--- start INFORMATION PROVIDED ---
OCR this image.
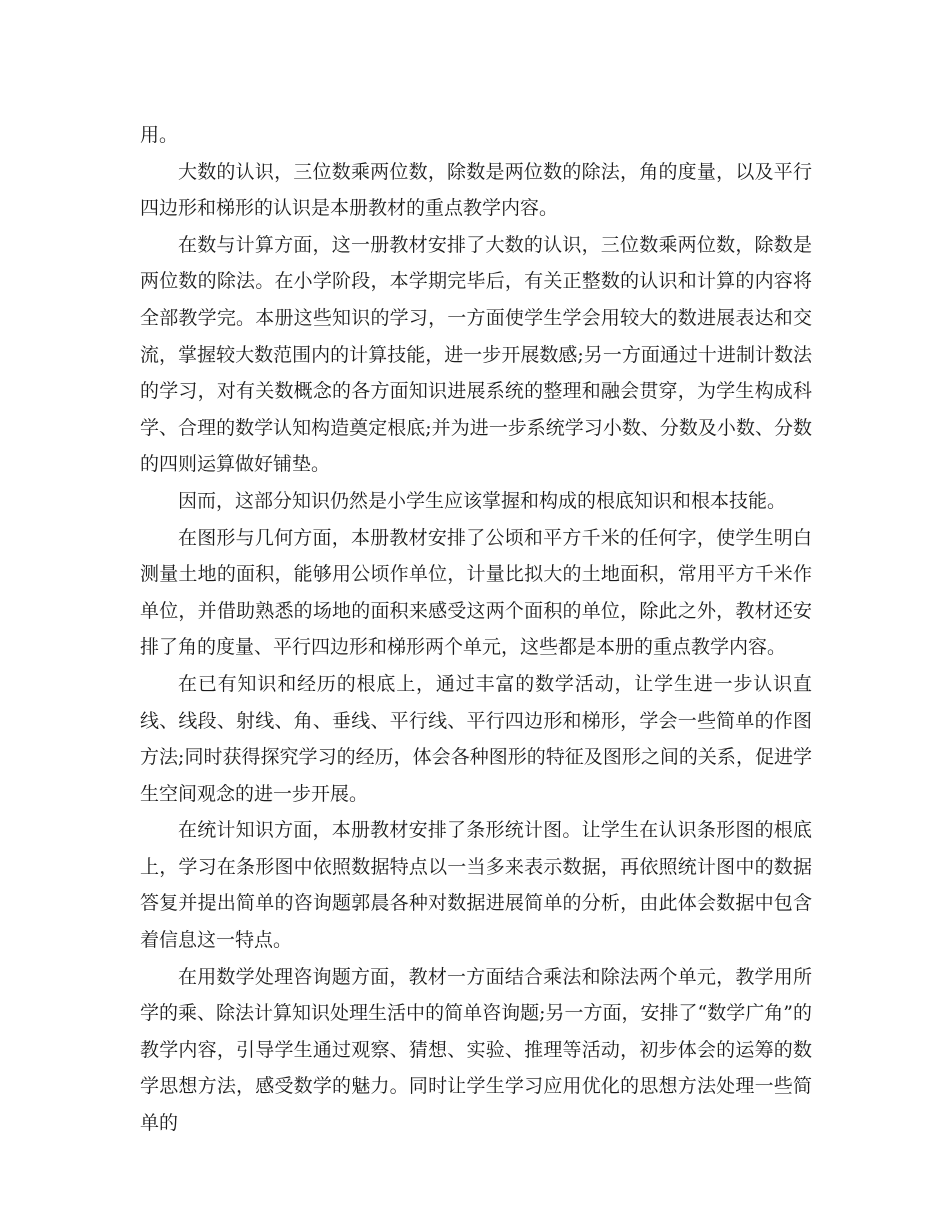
用。

大数的认识，三位数乘两位数，除数是两位数的除法，角的度量，以及平行四边形和梯形的认识是本册教材的重点教学内容。

在数与计算方面，这一册教材安排了大数的认识，三位数乘两位数，除数是两位数的除法。在小学阶段，本学期完毕后，有关正整数的认识和计算的内容将全部教学完。本册这些知识的学习，一方面使学生学会用较大的数进展表达和交流，掌握较大数范围内的计算技能，进一步开展数感;另一方面通过十进制计数法的学习，对有关数概念的各方面知识进展系统的整理和融会贯穿，为学生构成科学、合理的数学认知构造奠定根底;并为进一步系统学习小数、分数及小数、分数的四则运算做好铺垫。

因而，这部分知识仍然是小学生应该掌握和构成的根底知识和根本技能。

在图形与几何方面，本册教材安排了公顷和平方千米的任何字，使学生明白测量土地的面积，能够用公顷作单位，计量比拟大的土地面积，常用平方千米作单位，并借助熟悉的场地的面积来感受这两个面积的单位，除此之外，教材还安排了角的度量、平行四边形和梯形两个单元，这些都是本册的重点教学内容。

在已有知识和经历的根底上，通过丰富的数学活动，让学生进一步认识直线、线段、射线、角、垂线、平行线、平行四边形和梯形，学会一些简单的作图方法;同时获得探究学习的经历，体会各种图形的特征及图形之间的关系，促进学生空间观念的进一步开展。

在统计知识方面，本册教材安排了条形统计图。让学生在认识条形图的根底上，学习在条形图中依照数据特点以一当多来表示数据，再依照统计图中的数据答复并提出简单的咨询题郭晨各种对数据进展简单的分析，由此体会数据中包含着信息这一特点。

在用数学处理咨询题方面，教材一方面结合乘法和除法两个单元，教学用所学的乘、除法计算知识处理生活中的简单咨询题;另一方面，安排了“数学广角”的教学内容，引导学生通过观察、猜想、实验、推理等活动，初步体会的运筹的数学思想方法，感受数学的魅力。同时让学生学习应用优化的思想方法处理一些简单的
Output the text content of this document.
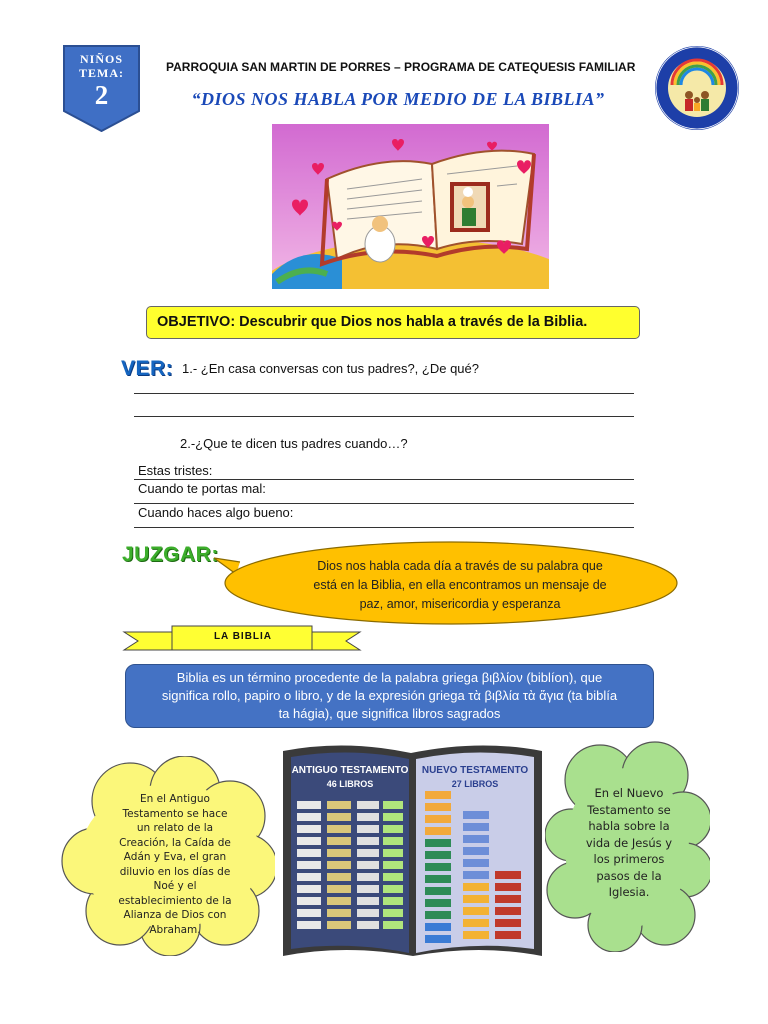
NIÑOS
TEMA:
2
PARROQUIA SAN MARTIN DE PORRES – PROGRAMA DE CATEQUESIS FAMILIAR
“DIOS NOS HABLA POR MEDIO DE LA BIBLIA”
OBJETIVO: Descubrir que Dios nos habla a través de la Biblia.
VER: 1.- ¿En casa conversas con tus padres?, ¿De qué?
2.-¿Que te dicen tus padres cuando…?
Estas tristes:
Cuando te portas mal:
Cuando haces algo bueno:
JUZGAR:	Dios nos habla cada día a través de su palabra que
está en la Biblia, en ella encontramos un mensaje de
paz, amor, misericordia y esperanza
LA BIBLIA
Biblia es un término procedente de la palabra griega βιβλίον (biblíon), que
significa rollo, papiro o libro, y de la expresión griega τὰ βιβλία τὰ ἅγια (ta biblía
ta hágia), que significa libros sagrados
En el Antiguo
Testamento se hace
un relato de la
Creación, la Caída de
Adán y Eva, el gran
diluvio en los días de
Noé y el
establecimiento de la
Alianza de Dios con
Abraham.
ANTIGUO TESTAMENTO
46 LIBROS
NUEVO TESTAMENTO
27 LIBROS
En el Nuevo
Testamento se
habla sobre la
vida de Jesús y
los primeros
pasos de la
Iglesia.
--- end INFORMATION PROVIDED ---
## [THE REQUEST]
Restate each entry word for word, leaving out any pictures.

## [REPLY]
OCR this image.
用。

大数的认识，三位数乘两位数，除数是两位数的除法，角的度量，以及平行四边形和梯形的认识是本册教材的重点教学内容。

在数与计算方面，这一册教材安排了大数的认识，三位数乘两位数，除数是两位数的除法。在小学阶段，本学期完毕后，有关正整数的认识和计算的内容将全部教学完。本册这些知识的学习，一方面使学生学会用较大的数进展表达和交流，掌握较大数范围内的计算技能，进一步开展数感;另一方面通过十进制计数法的学习，对有关数概念的各方面知识进展系统的整理和融会贯穿，为学生构成科学、合理的数学认知构造奠定根底;并为进一步系统学习小数、分数及小数、分数的四则运算做好铺垫。

因而，这部分知识仍然是小学生应该掌握和构成的根底知识和根本技能。

在图形与几何方面，本册教材安排了公顷和平方千米的任何字，使学生明白测量土地的面积，能够用公顷作单位，计量比拟大的土地面积，常用平方千米作单位，并借助熟悉的场地的面积来感受这两个面积的单位，除此之外，教材还安排了角的度量、平行四边形和梯形两个单元，这些都是本册的重点教学内容。

在已有知识和经历的根底上，通过丰富的数学活动，让学生进一步认识直线、线段、射线、角、垂线、平行线、平行四边形和梯形，学会一些简单的作图方法;同时获得探究学习的经历，体会各种图形的特征及图形之间的关系，促进学生空间观念的进一步开展。

在统计知识方面，本册教材安排了条形统计图。让学生在认识条形图的根底上，学习在条形图中依照数据特点以一当多来表示数据，再依照统计图中的数据答复并提出简单的咨询题郭晨各种对数据进展简单的分析，由此体会数据中包含着信息这一特点。

在用数学处理咨询题方面，教材一方面结合乘法和除法两个单元，教学用所学的乘、除法计算知识处理生活中的简单咨询题;另一方面，安排了“数学广角”的教学内容，引导学生通过观察、猜想、实验、推理等活动，初步体会的运筹的数学思想方法，感受数学的魅力。同时让学生学习应用优化的思想方法处理一些简单的
Output the text content of this document.
NIÑOS
TEMA:
2
PARROQUIA SAN MARTIN DE PORRES – PROGRAMA DE CATEQUESIS FAMILIAR
“DIOS NOS HABLA POR MEDIO DE LA BIBLIA”
OBJETIVO: Descubrir que Dios nos habla a través de la Biblia.
VER: 1.- ¿En casa conversas con tus padres?, ¿De qué?
2.-¿Que te dicen tus padres cuando…?
Estas tristes:
Cuando te portas mal:
Cuando haces algo bueno:
JUZGAR:	Dios nos habla cada día a través de su palabra que
está en la Biblia, en ella encontramos un mensaje de
paz, amor, misericordia y esperanza
LA BIBLIA
Biblia es un término procedente de la palabra griega βιβλίον (biblíon), que
significa rollo, papiro o libro, y de la expresión griega τὰ βιβλία τὰ ἅγια (ta biblía
ta hágia), que significa libros sagrados
En el Antiguo
Testamento se hace
un relato de la
Creación, la Caída de
Adán y Eva, el gran
diluvio en los días de
Noé y el
establecimiento de la
Alianza de Dios con
Abraham.
ANTIGUO TESTAMENTO
46 LIBROS
NUEVO TESTAMENTO
27 LIBROS
En el Nuevo
Testamento se
habla sobre la
vida de Jesús y
los primeros
pasos de la
Iglesia.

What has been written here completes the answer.